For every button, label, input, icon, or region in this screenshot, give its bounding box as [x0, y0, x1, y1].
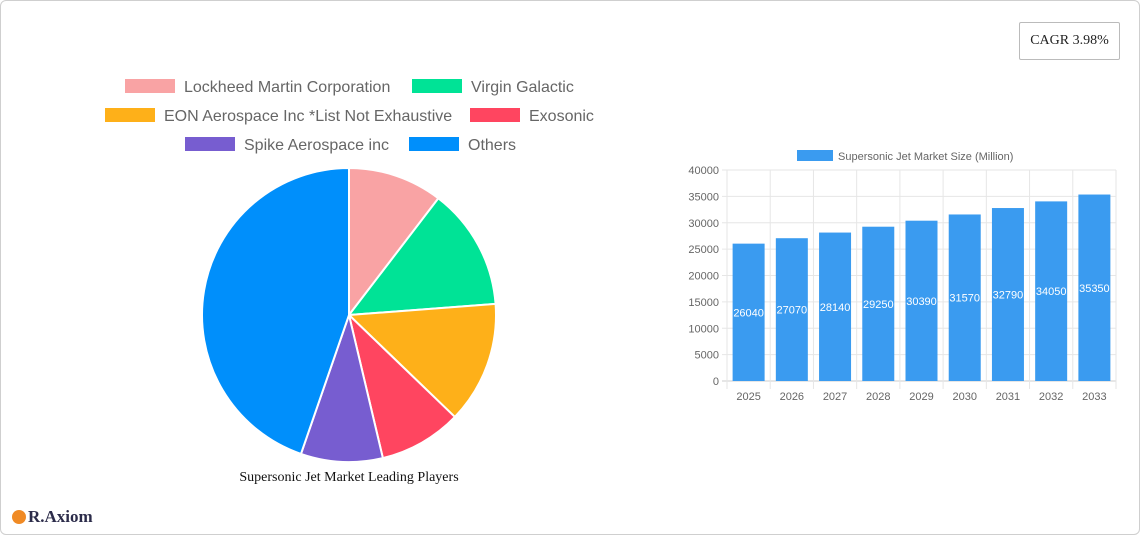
x-tick-label: 2029: [909, 391, 933, 403]
bar-value-label: 27070: [777, 305, 808, 317]
legend-swatch: [105, 108, 155, 122]
logo-icon: [12, 510, 26, 524]
bar-value-label: 31570: [949, 293, 980, 305]
pie-slice: [347, 311, 457, 460]
cagr-badge: CAGR 3.98%: [1019, 22, 1120, 60]
legend-label: Exosonic: [529, 108, 594, 125]
logo: R.Axiom: [12, 507, 93, 527]
legend-swatch: [470, 108, 520, 122]
x-tick-label: 2025: [736, 391, 760, 403]
bar: [1078, 194, 1111, 381]
legend-swatch: [125, 79, 175, 93]
pie-chart: Lockheed Martin Corporation Virgin Galact…: [105, 79, 594, 485]
bar: [1035, 201, 1068, 381]
y-tick-label: 30000: [688, 218, 719, 230]
bar-value-label: 26040: [733, 307, 764, 319]
x-tick-label: 2031: [996, 391, 1020, 403]
bar-value-label: 28140: [820, 302, 851, 314]
bar: [991, 208, 1024, 381]
y-tick-label: 20000: [688, 271, 719, 283]
bar: [905, 220, 938, 381]
x-tick-label: 2032: [1039, 391, 1063, 403]
x-tick-label: 2033: [1082, 391, 1106, 403]
legend-label: EON Aerospace Inc *List Not Exhaustive: [164, 108, 452, 125]
legend-swatch: [409, 137, 459, 151]
bar-value-label: 35350: [1079, 283, 1110, 295]
bar-chart: 0 5000 10000 15000 20000 25000 30000 35000 40000…: [688, 150, 1117, 403]
legend-label: Others: [468, 137, 516, 154]
pie-slice: [299, 311, 385, 463]
pie-slice: [346, 196, 497, 317]
y-tick-label: 5000: [695, 350, 719, 362]
legend-swatch: [185, 137, 235, 151]
legend-swatch: [797, 150, 833, 161]
y-tick-label: 35000: [688, 191, 719, 203]
bar-value-label: 29250: [863, 299, 894, 311]
pie-title: Supersonic Jet Market Leading Players: [239, 470, 458, 485]
legend-label: Virgin Galactic: [471, 79, 574, 96]
bar: [862, 226, 895, 381]
x-tick-label: 2030: [952, 391, 976, 403]
y-tick-label: 0: [713, 376, 719, 388]
pie-slice: [348, 166, 440, 318]
legend-label: Spike Aerospace inc: [244, 137, 389, 154]
x-tick-label: 2026: [780, 391, 804, 403]
bar: [732, 243, 765, 381]
y-tick-label: 15000: [688, 297, 719, 309]
bar: [775, 238, 808, 381]
x-tick-label: 2027: [823, 391, 847, 403]
pie-slice: [346, 302, 497, 419]
legend-label: Lockheed Martin Corporation: [184, 79, 390, 96]
y-tick-label: 40000: [688, 165, 719, 177]
bar-value-label: 32790: [993, 290, 1024, 302]
bar-value-label: 34050: [1036, 286, 1067, 298]
bar: [819, 232, 852, 381]
logo-text: R.Axiom: [28, 507, 93, 526]
pie-slice: [201, 166, 350, 456]
y-tick-label: 25000: [688, 244, 719, 256]
legend-label: Supersonic Jet Market Size (Million): [838, 151, 1013, 163]
x-tick-label: 2028: [866, 391, 890, 403]
bar-value-label: 30390: [906, 296, 937, 308]
y-tick-label: 10000: [688, 323, 719, 335]
bar: [948, 214, 981, 381]
legend-swatch: [412, 79, 462, 93]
*****
Reproduce all of the lines above verbatim, leaving out the picture.

For every button, label, input, icon, or region in this screenshot, give its bounding box as [x0, y0, x1, y1].
x-tick-label: 2029: [909, 391, 933, 403]
bar-value-label: 27070: [777, 305, 808, 317]
legend-swatch: [105, 108, 155, 122]
logo-icon: [12, 510, 26, 524]
bar-value-label: 31570: [949, 293, 980, 305]
pie-slice: [347, 311, 457, 460]
cagr-badge: CAGR 3.98%: [1019, 22, 1120, 60]
legend-label: Exosonic: [529, 108, 594, 125]
logo: R.Axiom: [12, 507, 93, 527]
legend-swatch: [470, 108, 520, 122]
x-tick-label: 2025: [736, 391, 760, 403]
bar: [1078, 194, 1111, 381]
legend-swatch: [125, 79, 175, 93]
pie-chart: Lockheed Martin Corporation Virgin Galact…: [105, 79, 594, 485]
bar: [1035, 201, 1068, 381]
y-tick-label: 30000: [688, 218, 719, 230]
bar-value-label: 26040: [733, 307, 764, 319]
x-tick-label: 2031: [996, 391, 1020, 403]
bar-value-label: 28140: [820, 302, 851, 314]
bar: [991, 208, 1024, 381]
y-tick-label: 20000: [688, 271, 719, 283]
bar: [905, 220, 938, 381]
x-tick-label: 2032: [1039, 391, 1063, 403]
x-tick-label: 2033: [1082, 391, 1106, 403]
legend-label: EON Aerospace Inc *List Not Exhaustive: [164, 108, 452, 125]
legend-swatch: [409, 137, 459, 151]
bar-value-label: 35350: [1079, 283, 1110, 295]
bar-chart: 0 5000 10000 15000 20000 25000 30000 35000 40000…: [688, 150, 1117, 403]
legend-label: Others: [468, 137, 516, 154]
pie-slice: [299, 311, 385, 463]
pie-slice: [346, 196, 497, 317]
y-tick-label: 5000: [695, 350, 719, 362]
legend-swatch: [185, 137, 235, 151]
legend-swatch: [797, 150, 833, 161]
y-tick-label: 35000: [688, 191, 719, 203]
bar-value-label: 29250: [863, 299, 894, 311]
pie-title: Supersonic Jet Market Leading Players: [239, 470, 458, 485]
legend-label: Virgin Galactic: [471, 79, 574, 96]
bar: [862, 226, 895, 381]
x-tick-label: 2030: [952, 391, 976, 403]
y-tick-label: 0: [713, 376, 719, 388]
pie-slice: [348, 166, 440, 318]
legend-label: Spike Aerospace inc: [244, 137, 389, 154]
x-tick-label: 2026: [780, 391, 804, 403]
bar: [732, 243, 765, 381]
y-tick-label: 15000: [688, 297, 719, 309]
bar: [775, 238, 808, 381]
x-tick-label: 2027: [823, 391, 847, 403]
pie-slice: [346, 302, 497, 419]
legend-label: Lockheed Martin Corporation: [184, 79, 390, 96]
y-tick-label: 40000: [688, 165, 719, 177]
bar-value-label: 32790: [993, 290, 1024, 302]
bar-value-label: 34050: [1036, 286, 1067, 298]
bar: [819, 232, 852, 381]
logo-text: R.Axiom: [28, 507, 93, 526]
pie-slice: [201, 166, 350, 456]
y-tick-label: 25000: [688, 244, 719, 256]
legend-label: Supersonic Jet Market Size (Million): [838, 151, 1013, 163]
x-tick-label: 2028: [866, 391, 890, 403]
bar-value-label: 30390: [906, 296, 937, 308]
y-tick-label: 10000: [688, 323, 719, 335]
bar: [948, 214, 981, 381]
legend-swatch: [412, 79, 462, 93]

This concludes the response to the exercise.